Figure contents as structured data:

(begin)

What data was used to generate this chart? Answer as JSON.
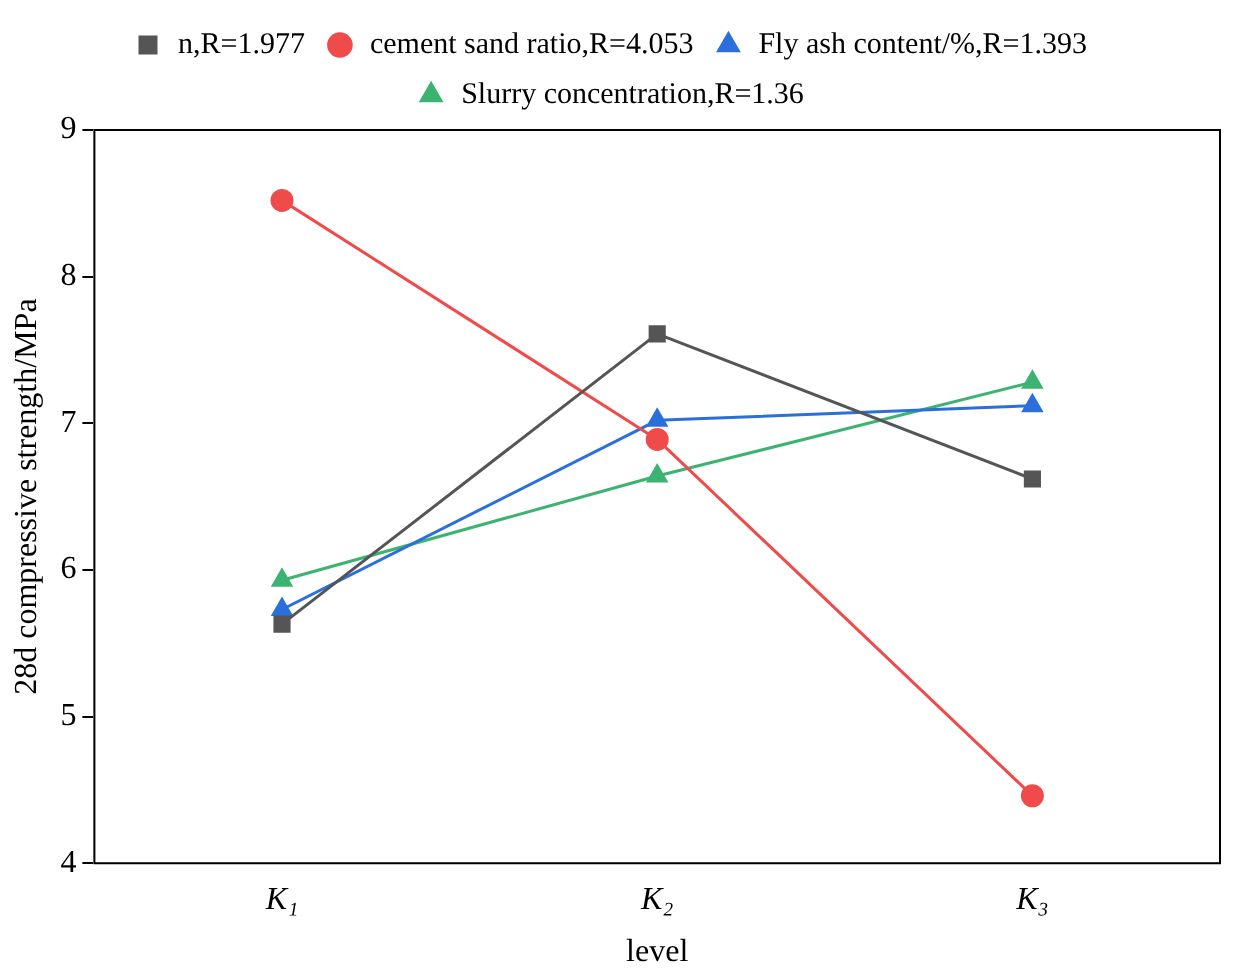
{
  "chart_data": {
    "type": "line",
    "xlabel": "level",
    "ylabel": "28d compressive strength/MPa",
    "categories": [
      "K₁",
      "K₂",
      "K₃"
    ],
    "series": [
      {
        "name": "n,R=1.977",
        "color": "#555555",
        "marker": "square",
        "values": [
          5.63,
          7.61,
          6.62
        ]
      },
      {
        "name": "cement sand ratio,R=4.053",
        "color": "#f04b4b",
        "marker": "circle",
        "values": [
          8.52,
          6.89,
          4.46
        ]
      },
      {
        "name": "Fly ash content/%,R=1.393",
        "color": "#2a6fdb",
        "marker": "triangle",
        "values": [
          5.73,
          7.02,
          7.12
        ]
      },
      {
        "name": "Slurry concentration,R=1.36",
        "color": "#3cb371",
        "marker": "triangle",
        "values": [
          5.93,
          6.64,
          7.28
        ]
      }
    ],
    "ylim": [
      4,
      9
    ],
    "yticks": [
      4,
      5,
      6,
      7,
      8,
      9
    ],
    "grid": false,
    "legend": "top",
    "line_style": "solid"
  }
}
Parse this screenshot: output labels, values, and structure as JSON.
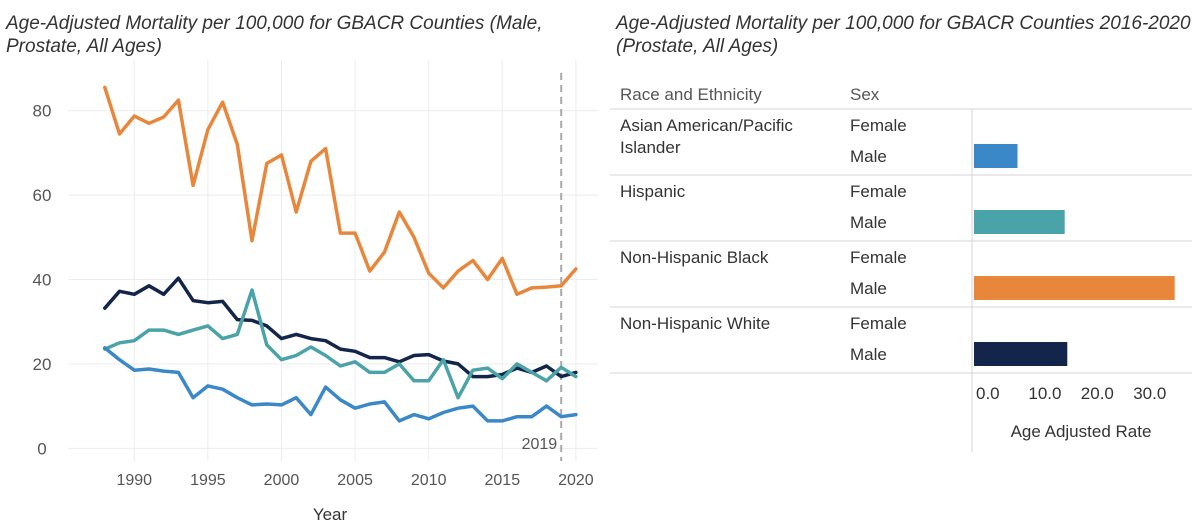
{
  "colors": {
    "asian_pi": "#3b88c8",
    "hispanic": "#4aa3a8",
    "black": "#e8873c",
    "white": "#13254a",
    "marker": "#aaaaaa",
    "grid": "#ececec"
  },
  "chart_data": [
    {
      "type": "line",
      "title": "Age-Adjusted Mortality per 100,000 for GBACR Counties (Male, Prostate, All Ages)",
      "xlabel": "Year",
      "ylabel": "",
      "xlim": [
        1985.5,
        2021.5
      ],
      "ylim": [
        -3,
        92
      ],
      "xticks": [
        1990,
        1995,
        2000,
        2005,
        2010,
        2015,
        2020
      ],
      "yticks": [
        0,
        20,
        40,
        60,
        80
      ],
      "marker": {
        "x": 2019,
        "label": "2019"
      },
      "x": [
        1988,
        1989,
        1990,
        1991,
        1992,
        1993,
        1994,
        1995,
        1996,
        1997,
        1998,
        1999,
        2000,
        2001,
        2002,
        2003,
        2004,
        2005,
        2006,
        2007,
        2008,
        2009,
        2010,
        2011,
        2012,
        2013,
        2014,
        2015,
        2016,
        2017,
        2018,
        2019,
        2020
      ],
      "series": [
        {
          "name": "Non-Hispanic Black",
          "color_key": "black",
          "values": [
            85.5,
            74.5,
            78.7,
            77.0,
            78.5,
            82.5,
            62.3,
            75.5,
            82.0,
            72.0,
            49.2,
            67.5,
            69.5,
            56.0,
            68.0,
            71.0,
            51.0,
            51.0,
            42.0,
            46.5,
            56.0,
            50.0,
            41.5,
            38.0,
            42.0,
            44.5,
            40.0,
            45.0,
            36.5,
            38.0,
            38.2,
            38.5,
            42.5
          ]
        },
        {
          "name": "Non-Hispanic White",
          "color_key": "white",
          "values": [
            33.2,
            37.2,
            36.5,
            38.5,
            36.5,
            40.3,
            35.0,
            34.5,
            34.8,
            30.5,
            30.3,
            29.0,
            26.0,
            27.0,
            26.0,
            25.5,
            23.5,
            23.0,
            21.5,
            21.5,
            20.5,
            22.0,
            22.2,
            20.7,
            20.0,
            17.0,
            17.0,
            17.5,
            19.0,
            18.0,
            19.5,
            17.0,
            18.0
          ]
        },
        {
          "name": "Hispanic",
          "color_key": "hispanic",
          "values": [
            23.5,
            25.0,
            25.5,
            28.0,
            28.0,
            27.0,
            28.0,
            29.0,
            26.0,
            27.0,
            37.5,
            24.5,
            21.0,
            22.0,
            24.0,
            22.0,
            19.5,
            20.5,
            18.0,
            18.0,
            20.0,
            16.0,
            16.0,
            21.0,
            12.0,
            18.5,
            19.0,
            16.5,
            20.0,
            18.0,
            16.0,
            19.2,
            17.0
          ]
        },
        {
          "name": "Asian American/Pacific Islander",
          "color_key": "asian_pi",
          "values": [
            23.8,
            21.0,
            18.5,
            18.8,
            18.3,
            18.0,
            12.0,
            14.8,
            14.0,
            12.0,
            10.3,
            10.5,
            10.3,
            12.0,
            8.0,
            14.5,
            11.5,
            9.5,
            10.5,
            11.0,
            6.5,
            8.0,
            7.0,
            8.5,
            9.5,
            10.0,
            6.5,
            6.5,
            7.5,
            7.5,
            10.0,
            7.5,
            8.0
          ]
        }
      ]
    },
    {
      "type": "bar",
      "title": "Age-Adjusted Mortality per 100,000 for GBACR Counties 2016-2020 (Prostate, All Ages)",
      "xlabel": "Age Adjusted Rate",
      "xlim": [
        0,
        39.5
      ],
      "xticks": [
        0,
        10,
        20,
        30
      ],
      "xtick_labels": [
        "0.0",
        "10.0",
        "20.0",
        "30.0"
      ],
      "columns": [
        "Race and Ethnicity",
        "Sex"
      ],
      "groups": [
        {
          "name": "Asian American/Pacific Islander",
          "color_key": "asian_pi",
          "rows": [
            {
              "sex": "Female",
              "value": null
            },
            {
              "sex": "Male",
              "value": 8.3
            }
          ]
        },
        {
          "name": "Hispanic",
          "color_key": "hispanic",
          "rows": [
            {
              "sex": "Female",
              "value": null
            },
            {
              "sex": "Male",
              "value": 17.3
            }
          ]
        },
        {
          "name": "Non-Hispanic Black",
          "color_key": "black",
          "rows": [
            {
              "sex": "Female",
              "value": null
            },
            {
              "sex": "Male",
              "value": 38.3
            }
          ]
        },
        {
          "name": "Non-Hispanic White",
          "color_key": "white",
          "rows": [
            {
              "sex": "Female",
              "value": null
            },
            {
              "sex": "Male",
              "value": 17.8
            }
          ]
        }
      ]
    }
  ]
}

(end)

Images in the records should not be copied. Repeat all the rest exactly.

What data was used to generate this chart? Answer as JSON.
{
  "chart_data": {
    "type": "line",
    "xlabel": "level",
    "ylabel": "28d compressive strength/MPa",
    "categories": [
      "K₁",
      "K₂",
      "K₃"
    ],
    "series": [
      {
        "name": "n,R=1.977",
        "color": "#555555",
        "marker": "square",
        "values": [
          5.63,
          7.61,
          6.62
        ]
      },
      {
        "name": "cement sand ratio,R=4.053",
        "color": "#f04b4b",
        "marker": "circle",
        "values": [
          8.52,
          6.89,
          4.46
        ]
      },
      {
        "name": "Fly ash content/%,R=1.393",
        "color": "#2a6fdb",
        "marker": "triangle",
        "values": [
          5.73,
          7.02,
          7.12
        ]
      },
      {
        "name": "Slurry concentration,R=1.36",
        "color": "#3cb371",
        "marker": "triangle",
        "values": [
          5.93,
          6.64,
          7.28
        ]
      }
    ],
    "ylim": [
      4,
      9
    ],
    "yticks": [
      4,
      5,
      6,
      7,
      8,
      9
    ],
    "grid": false,
    "legend": "top",
    "line_style": "solid"
  }
}
Parse this screenshot: output labels, values, and structure as JSON.
{
  "colors": {
    "asian_pi": "#3b88c8",
    "hispanic": "#4aa3a8",
    "black": "#e8873c",
    "white": "#13254a",
    "marker": "#aaaaaa",
    "grid": "#ececec"
  },
  "chart_data": [
    {
      "type": "line",
      "title": "Age-Adjusted Mortality per 100,000 for GBACR Counties (Male, Prostate, All Ages)",
      "xlabel": "Year",
      "ylabel": "",
      "xlim": [
        1985.5,
        2021.5
      ],
      "ylim": [
        -3,
        92
      ],
      "xticks": [
        1990,
        1995,
        2000,
        2005,
        2010,
        2015,
        2020
      ],
      "yticks": [
        0,
        20,
        40,
        60,
        80
      ],
      "marker": {
        "x": 2019,
        "label": "2019"
      },
      "x": [
        1988,
        1989,
        1990,
        1991,
        1992,
        1993,
        1994,
        1995,
        1996,
        1997,
        1998,
        1999,
        2000,
        2001,
        2002,
        2003,
        2004,
        2005,
        2006,
        2007,
        2008,
        2009,
        2010,
        2011,
        2012,
        2013,
        2014,
        2015,
        2016,
        2017,
        2018,
        2019,
        2020
      ],
      "series": [
        {
          "name": "Non-Hispanic Black",
          "color_key": "black",
          "values": [
            85.5,
            74.5,
            78.7,
            77.0,
            78.5,
            82.5,
            62.3,
            75.5,
            82.0,
            72.0,
            49.2,
            67.5,
            69.5,
            56.0,
            68.0,
            71.0,
            51.0,
            51.0,
            42.0,
            46.5,
            56.0,
            50.0,
            41.5,
            38.0,
            42.0,
            44.5,
            40.0,
            45.0,
            36.5,
            38.0,
            38.2,
            38.5,
            42.5
          ]
        },
        {
          "name": "Non-Hispanic White",
          "color_key": "white",
          "values": [
            33.2,
            37.2,
            36.5,
            38.5,
            36.5,
            40.3,
            35.0,
            34.5,
            34.8,
            30.5,
            30.3,
            29.0,
            26.0,
            27.0,
            26.0,
            25.5,
            23.5,
            23.0,
            21.5,
            21.5,
            20.5,
            22.0,
            22.2,
            20.7,
            20.0,
            17.0,
            17.0,
            17.5,
            19.0,
            18.0,
            19.5,
            17.0,
            18.0
          ]
        },
        {
          "name": "Hispanic",
          "color_key": "hispanic",
          "values": [
            23.5,
            25.0,
            25.5,
            28.0,
            28.0,
            27.0,
            28.0,
            29.0,
            26.0,
            27.0,
            37.5,
            24.5,
            21.0,
            22.0,
            24.0,
            22.0,
            19.5,
            20.5,
            18.0,
            18.0,
            20.0,
            16.0,
            16.0,
            21.0,
            12.0,
            18.5,
            19.0,
            16.5,
            20.0,
            18.0,
            16.0,
            19.2,
            17.0
          ]
        },
        {
          "name": "Asian American/Pacific Islander",
          "color_key": "asian_pi",
          "values": [
            23.8,
            21.0,
            18.5,
            18.8,
            18.3,
            18.0,
            12.0,
            14.8,
            14.0,
            12.0,
            10.3,
            10.5,
            10.3,
            12.0,
            8.0,
            14.5,
            11.5,
            9.5,
            10.5,
            11.0,
            6.5,
            8.0,
            7.0,
            8.5,
            9.5,
            10.0,
            6.5,
            6.5,
            7.5,
            7.5,
            10.0,
            7.5,
            8.0
          ]
        }
      ]
    },
    {
      "type": "bar",
      "title": "Age-Adjusted Mortality per 100,000 for GBACR Counties 2016-2020 (Prostate, All Ages)",
      "xlabel": "Age Adjusted Rate",
      "xlim": [
        0,
        39.5
      ],
      "xticks": [
        0,
        10,
        20,
        30
      ],
      "xtick_labels": [
        "0.0",
        "10.0",
        "20.0",
        "30.0"
      ],
      "columns": [
        "Race and Ethnicity",
        "Sex"
      ],
      "groups": [
        {
          "name": "Asian American/Pacific Islander",
          "color_key": "asian_pi",
          "rows": [
            {
              "sex": "Female",
              "value": null
            },
            {
              "sex": "Male",
              "value": 8.3
            }
          ]
        },
        {
          "name": "Hispanic",
          "color_key": "hispanic",
          "rows": [
            {
              "sex": "Female",
              "value": null
            },
            {
              "sex": "Male",
              "value": 17.3
            }
          ]
        },
        {
          "name": "Non-Hispanic Black",
          "color_key": "black",
          "rows": [
            {
              "sex": "Female",
              "value": null
            },
            {
              "sex": "Male",
              "value": 38.3
            }
          ]
        },
        {
          "name": "Non-Hispanic White",
          "color_key": "white",
          "rows": [
            {
              "sex": "Female",
              "value": null
            },
            {
              "sex": "Male",
              "value": 17.8
            }
          ]
        }
      ]
    }
  ]
}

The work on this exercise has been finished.